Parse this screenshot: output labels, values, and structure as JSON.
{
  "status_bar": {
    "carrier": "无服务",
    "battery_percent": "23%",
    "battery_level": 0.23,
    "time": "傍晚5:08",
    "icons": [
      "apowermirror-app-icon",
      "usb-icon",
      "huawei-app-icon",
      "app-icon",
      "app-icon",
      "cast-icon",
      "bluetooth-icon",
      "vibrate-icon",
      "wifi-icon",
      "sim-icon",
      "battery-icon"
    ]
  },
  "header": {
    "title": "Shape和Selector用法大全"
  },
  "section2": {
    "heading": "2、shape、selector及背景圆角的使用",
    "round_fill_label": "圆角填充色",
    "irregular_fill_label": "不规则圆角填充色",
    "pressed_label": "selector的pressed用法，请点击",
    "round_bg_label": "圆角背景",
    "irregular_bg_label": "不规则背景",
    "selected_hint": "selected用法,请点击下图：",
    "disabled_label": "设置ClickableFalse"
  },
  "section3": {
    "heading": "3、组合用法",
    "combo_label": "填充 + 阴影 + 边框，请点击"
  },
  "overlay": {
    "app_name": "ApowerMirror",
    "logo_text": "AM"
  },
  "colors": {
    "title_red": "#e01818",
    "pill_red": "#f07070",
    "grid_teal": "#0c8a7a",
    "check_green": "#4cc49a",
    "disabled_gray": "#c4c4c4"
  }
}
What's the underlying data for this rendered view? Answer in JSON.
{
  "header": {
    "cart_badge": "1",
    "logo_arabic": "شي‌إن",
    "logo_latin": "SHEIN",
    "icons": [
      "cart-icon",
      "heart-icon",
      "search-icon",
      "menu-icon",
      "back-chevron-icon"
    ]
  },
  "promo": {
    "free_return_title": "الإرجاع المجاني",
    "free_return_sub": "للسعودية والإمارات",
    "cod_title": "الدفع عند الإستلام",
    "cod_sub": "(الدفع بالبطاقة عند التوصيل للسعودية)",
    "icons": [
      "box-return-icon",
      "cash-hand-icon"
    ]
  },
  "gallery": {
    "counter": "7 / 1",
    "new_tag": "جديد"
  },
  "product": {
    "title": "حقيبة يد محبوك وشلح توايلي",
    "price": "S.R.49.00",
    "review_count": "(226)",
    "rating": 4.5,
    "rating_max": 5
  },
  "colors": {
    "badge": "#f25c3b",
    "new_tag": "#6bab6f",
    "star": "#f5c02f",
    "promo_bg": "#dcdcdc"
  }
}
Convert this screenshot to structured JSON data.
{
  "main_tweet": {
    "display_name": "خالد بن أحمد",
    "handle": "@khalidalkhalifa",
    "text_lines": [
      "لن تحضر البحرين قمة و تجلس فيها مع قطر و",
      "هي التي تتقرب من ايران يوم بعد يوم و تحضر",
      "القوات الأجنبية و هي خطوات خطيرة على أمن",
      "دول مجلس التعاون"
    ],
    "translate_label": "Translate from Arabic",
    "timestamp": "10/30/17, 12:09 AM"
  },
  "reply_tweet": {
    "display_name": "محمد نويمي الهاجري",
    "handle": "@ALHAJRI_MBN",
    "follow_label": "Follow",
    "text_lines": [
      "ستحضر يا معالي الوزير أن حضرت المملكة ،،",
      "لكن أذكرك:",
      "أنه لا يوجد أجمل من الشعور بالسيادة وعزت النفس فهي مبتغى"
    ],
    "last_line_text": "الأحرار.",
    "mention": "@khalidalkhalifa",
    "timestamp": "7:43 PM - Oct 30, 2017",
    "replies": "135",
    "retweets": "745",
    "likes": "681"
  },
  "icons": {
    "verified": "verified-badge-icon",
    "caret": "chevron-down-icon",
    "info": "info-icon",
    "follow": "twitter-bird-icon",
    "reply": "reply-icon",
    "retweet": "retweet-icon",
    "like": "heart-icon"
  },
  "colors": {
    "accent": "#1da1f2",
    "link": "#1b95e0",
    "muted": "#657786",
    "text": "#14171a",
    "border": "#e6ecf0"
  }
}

======

◆ WHAT TO WORK ON:
Set down all of the records shown above once more, exactly.

◆ ANSWER TO THE EXERCISE:
Parse this screenshot: output labels, values, and structure as JSON.
{
  "status_bar": {
    "carrier": "无服务",
    "battery_percent": "23%",
    "battery_level": 0.23,
    "time": "傍晚5:08",
    "icons": [
      "apowermirror-app-icon",
      "usb-icon",
      "huawei-app-icon",
      "app-icon",
      "app-icon",
      "cast-icon",
      "bluetooth-icon",
      "vibrate-icon",
      "wifi-icon",
      "sim-icon",
      "battery-icon"
    ]
  },
  "header": {
    "title": "Shape和Selector用法大全"
  },
  "section2": {
    "heading": "2、shape、selector及背景圆角的使用",
    "round_fill_label": "圆角填充色",
    "irregular_fill_label": "不规则圆角填充色",
    "pressed_label": "selector的pressed用法，请点击",
    "round_bg_label": "圆角背景",
    "irregular_bg_label": "不规则背景",
    "selected_hint": "selected用法,请点击下图：",
    "disabled_label": "设置ClickableFalse"
  },
  "section3": {
    "heading": "3、组合用法",
    "combo_label": "填充 + 阴影 + 边框，请点击"
  },
  "overlay": {
    "app_name": "ApowerMirror",
    "logo_text": "AM"
  },
  "colors": {
    "title_red": "#e01818",
    "pill_red": "#f07070",
    "grid_teal": "#0c8a7a",
    "check_green": "#4cc49a",
    "disabled_gray": "#c4c4c4"
  }
}
What's the underlying data for this rendered view? Answer in JSON.
{
  "header": {
    "cart_badge": "1",
    "logo_arabic": "شي‌إن",
    "logo_latin": "SHEIN",
    "icons": [
      "cart-icon",
      "heart-icon",
      "search-icon",
      "menu-icon",
      "back-chevron-icon"
    ]
  },
  "promo": {
    "free_return_title": "الإرجاع المجاني",
    "free_return_sub": "للسعودية والإمارات",
    "cod_title": "الدفع عند الإستلام",
    "cod_sub": "(الدفع بالبطاقة عند التوصيل للسعودية)",
    "icons": [
      "box-return-icon",
      "cash-hand-icon"
    ]
  },
  "gallery": {
    "counter": "7 / 1",
    "new_tag": "جديد"
  },
  "product": {
    "title": "حقيبة يد محبوك وشلح توايلي",
    "price": "S.R.49.00",
    "review_count": "(226)",
    "rating": 4.5,
    "rating_max": 5
  },
  "colors": {
    "badge": "#f25c3b",
    "new_tag": "#6bab6f",
    "star": "#f5c02f",
    "promo_bg": "#dcdcdc"
  }
}
Convert this screenshot to structured JSON data.
{
  "main_tweet": {
    "display_name": "خالد بن أحمد",
    "handle": "@khalidalkhalifa",
    "text_lines": [
      "لن تحضر البحرين قمة و تجلس فيها مع قطر و",
      "هي التي تتقرب من ايران يوم بعد يوم و تحضر",
      "القوات الأجنبية و هي خطوات خطيرة على أمن",
      "دول مجلس التعاون"
    ],
    "translate_label": "Translate from Arabic",
    "timestamp": "10/30/17, 12:09 AM"
  },
  "reply_tweet": {
    "display_name": "محمد نويمي الهاجري",
    "handle": "@ALHAJRI_MBN",
    "follow_label": "Follow",
    "text_lines": [
      "ستحضر يا معالي الوزير أن حضرت المملكة ،،",
      "لكن أذكرك:",
      "أنه لا يوجد أجمل من الشعور بالسيادة وعزت النفس فهي مبتغى"
    ],
    "last_line_text": "الأحرار.",
    "mention": "@khalidalkhalifa",
    "timestamp": "7:43 PM - Oct 30, 2017",
    "replies": "135",
    "retweets": "745",
    "likes": "681"
  },
  "icons": {
    "verified": "verified-badge-icon",
    "caret": "chevron-down-icon",
    "info": "info-icon",
    "follow": "twitter-bird-icon",
    "reply": "reply-icon",
    "retweet": "retweet-icon",
    "like": "heart-icon"
  },
  "colors": {
    "accent": "#1da1f2",
    "link": "#1b95e0",
    "muted": "#657786",
    "text": "#14171a",
    "border": "#e6ecf0"
  }
}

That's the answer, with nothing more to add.